[Saved entries]
★ ★ ★
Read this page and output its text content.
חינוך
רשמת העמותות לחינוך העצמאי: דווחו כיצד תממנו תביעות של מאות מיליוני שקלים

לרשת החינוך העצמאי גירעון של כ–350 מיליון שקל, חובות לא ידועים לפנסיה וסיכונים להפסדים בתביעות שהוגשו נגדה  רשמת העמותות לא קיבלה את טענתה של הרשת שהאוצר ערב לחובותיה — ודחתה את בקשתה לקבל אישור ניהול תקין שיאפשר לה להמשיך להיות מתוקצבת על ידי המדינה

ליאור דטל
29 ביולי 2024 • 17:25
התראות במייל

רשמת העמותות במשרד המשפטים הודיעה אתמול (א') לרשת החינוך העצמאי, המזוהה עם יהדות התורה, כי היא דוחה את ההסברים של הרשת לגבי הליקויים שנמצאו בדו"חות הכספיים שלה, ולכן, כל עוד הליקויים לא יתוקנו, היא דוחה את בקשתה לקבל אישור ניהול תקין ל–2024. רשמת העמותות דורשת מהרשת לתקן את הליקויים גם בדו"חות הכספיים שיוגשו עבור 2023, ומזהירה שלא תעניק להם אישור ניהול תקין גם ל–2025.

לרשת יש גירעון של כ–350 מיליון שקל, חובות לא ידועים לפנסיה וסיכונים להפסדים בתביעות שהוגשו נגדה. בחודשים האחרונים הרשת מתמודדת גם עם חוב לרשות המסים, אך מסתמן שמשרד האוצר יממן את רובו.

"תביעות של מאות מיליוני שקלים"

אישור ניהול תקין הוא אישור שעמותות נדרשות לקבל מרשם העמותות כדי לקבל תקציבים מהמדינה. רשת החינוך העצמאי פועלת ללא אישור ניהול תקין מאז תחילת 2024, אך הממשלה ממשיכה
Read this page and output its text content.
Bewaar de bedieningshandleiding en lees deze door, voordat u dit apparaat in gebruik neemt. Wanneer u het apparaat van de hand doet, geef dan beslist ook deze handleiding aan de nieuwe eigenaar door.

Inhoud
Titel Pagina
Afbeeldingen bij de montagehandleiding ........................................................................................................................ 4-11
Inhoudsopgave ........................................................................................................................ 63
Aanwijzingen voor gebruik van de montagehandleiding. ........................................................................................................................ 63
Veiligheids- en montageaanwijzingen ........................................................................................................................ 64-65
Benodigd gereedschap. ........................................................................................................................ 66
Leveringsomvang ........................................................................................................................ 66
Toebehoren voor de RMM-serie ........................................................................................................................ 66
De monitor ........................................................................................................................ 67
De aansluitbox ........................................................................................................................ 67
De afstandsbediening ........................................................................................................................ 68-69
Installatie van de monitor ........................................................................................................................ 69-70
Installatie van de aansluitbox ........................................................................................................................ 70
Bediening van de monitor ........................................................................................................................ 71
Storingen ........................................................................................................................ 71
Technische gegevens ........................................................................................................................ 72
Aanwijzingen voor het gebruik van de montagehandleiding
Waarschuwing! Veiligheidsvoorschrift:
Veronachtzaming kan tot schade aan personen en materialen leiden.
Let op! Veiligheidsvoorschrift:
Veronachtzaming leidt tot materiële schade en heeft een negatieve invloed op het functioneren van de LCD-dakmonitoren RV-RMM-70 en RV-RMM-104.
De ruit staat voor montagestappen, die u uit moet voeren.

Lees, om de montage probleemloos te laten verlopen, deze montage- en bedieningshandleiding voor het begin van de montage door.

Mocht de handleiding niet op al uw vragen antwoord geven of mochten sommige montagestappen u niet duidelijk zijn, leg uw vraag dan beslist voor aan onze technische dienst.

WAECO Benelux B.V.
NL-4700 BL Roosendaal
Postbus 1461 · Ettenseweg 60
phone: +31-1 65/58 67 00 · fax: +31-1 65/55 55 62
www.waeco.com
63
★ ★ ★
WORK TO COMPLETE: Find the word "Installatie" and list each line it appears in.

RESPONSE TO THIS EXERCISE:
Installatie van de monitor ........................................................................................................................ 69-70
Installatie van de aansluitbox ........................................................................................................................ 70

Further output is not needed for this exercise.